* EXERCISE
Skip every picture and transcribe the remaining material exactly.

Stored data entries
##########

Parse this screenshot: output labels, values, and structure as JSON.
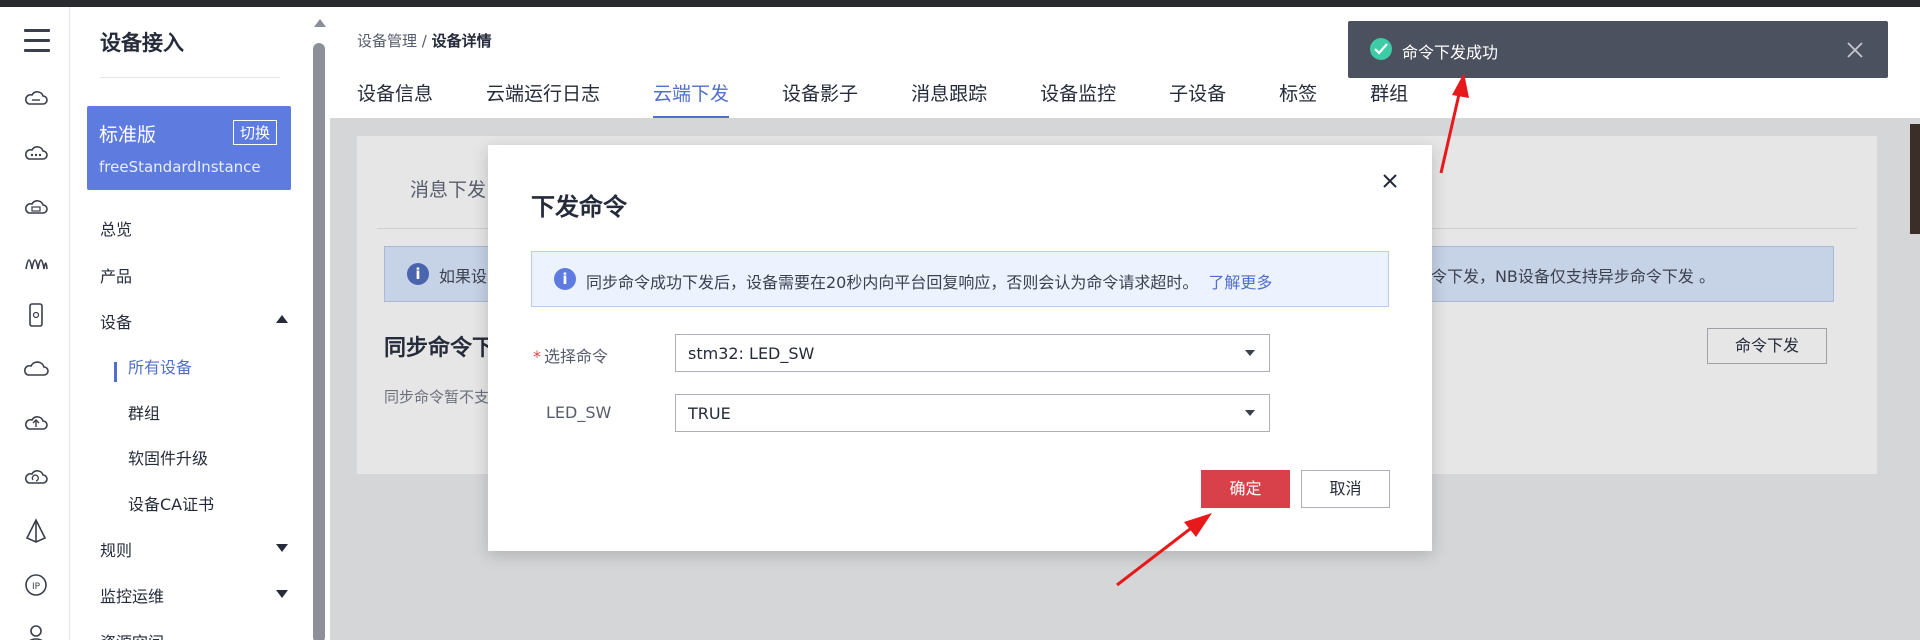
{
  "sidebar": {
    "title": "设备接入",
    "edition_name": "标准版",
    "edition_switch": "切换",
    "instance": "freeStandardInstance",
    "items": [
      {
        "label": "总览"
      },
      {
        "label": "产品"
      },
      {
        "label": "设备"
      },
      {
        "label": "规则"
      },
      {
        "label": "监控运维"
      },
      {
        "label": "资源空间"
      }
    ],
    "device_sub": [
      {
        "label": "所有设备"
      },
      {
        "label": "群组"
      },
      {
        "label": "软固件升级"
      },
      {
        "label": "设备CA证书"
      }
    ]
  },
  "breadcrumb": {
    "parent": "设备管理",
    "sep": "/",
    "current": "设备详情"
  },
  "tabs": [
    {
      "label": "设备信息"
    },
    {
      "label": "云端运行日志"
    },
    {
      "label": "云端下发"
    },
    {
      "label": "设备影子"
    },
    {
      "label": "消息跟踪"
    },
    {
      "label": "设备监控"
    },
    {
      "label": "子设备"
    },
    {
      "label": "标签"
    },
    {
      "label": "群组"
    }
  ],
  "card": {
    "subtab": "消息下发",
    "banner_left": "如果设",
    "banner_right": "令下发，NB设备仅支持异步命令下发 。",
    "section_title": "同步命令下",
    "note": "同步命令暂不支",
    "command_button": "命令下发"
  },
  "modal": {
    "title": "下发命令",
    "tip": "同步命令成功下发后，设备需要在20秒内向平台回复响应，否则会认为命令请求超时。",
    "tip_link": "了解更多",
    "required_mark": "*",
    "field_command_label": "选择命令",
    "field_command_value": "stm32: LED_SW",
    "field_param_label": "LED_SW",
    "field_param_value": "TRUE",
    "confirm": "确定",
    "cancel": "取消"
  },
  "toast": {
    "message": "命令下发成功"
  },
  "colors": {
    "accent": "#526ecc",
    "danger": "#d9414a",
    "success": "#3dcca6",
    "annotation": "#e8191b"
  }
}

##########

* COMPLETED EXERCISE
Parse this screenshot: output labels, values, and structure as JSON.
{
  "sidebar": {
    "title": "设备接入",
    "edition_name": "标准版",
    "edition_switch": "切换",
    "instance": "freeStandardInstance",
    "items": [
      {
        "label": "总览"
      },
      {
        "label": "产品"
      },
      {
        "label": "设备"
      },
      {
        "label": "规则"
      },
      {
        "label": "监控运维"
      },
      {
        "label": "资源空间"
      }
    ],
    "device_sub": [
      {
        "label": "所有设备"
      },
      {
        "label": "群组"
      },
      {
        "label": "软固件升级"
      },
      {
        "label": "设备CA证书"
      }
    ]
  },
  "breadcrumb": {
    "parent": "设备管理",
    "sep": "/",
    "current": "设备详情"
  },
  "tabs": [
    {
      "label": "设备信息"
    },
    {
      "label": "云端运行日志"
    },
    {
      "label": "云端下发"
    },
    {
      "label": "设备影子"
    },
    {
      "label": "消息跟踪"
    },
    {
      "label": "设备监控"
    },
    {
      "label": "子设备"
    },
    {
      "label": "标签"
    },
    {
      "label": "群组"
    }
  ],
  "card": {
    "subtab": "消息下发",
    "banner_left": "如果设",
    "banner_right": "令下发，NB设备仅支持异步命令下发 。",
    "section_title": "同步命令下",
    "note": "同步命令暂不支",
    "command_button": "命令下发"
  },
  "modal": {
    "title": "下发命令",
    "tip": "同步命令成功下发后，设备需要在20秒内向平台回复响应，否则会认为命令请求超时。",
    "tip_link": "了解更多",
    "required_mark": "*",
    "field_command_label": "选择命令",
    "field_command_value": "stm32: LED_SW",
    "field_param_label": "LED_SW",
    "field_param_value": "TRUE",
    "confirm": "确定",
    "cancel": "取消"
  },
  "toast": {
    "message": "命令下发成功"
  },
  "colors": {
    "accent": "#526ecc",
    "danger": "#d9414a",
    "success": "#3dcca6",
    "annotation": "#e8191b"
  }
}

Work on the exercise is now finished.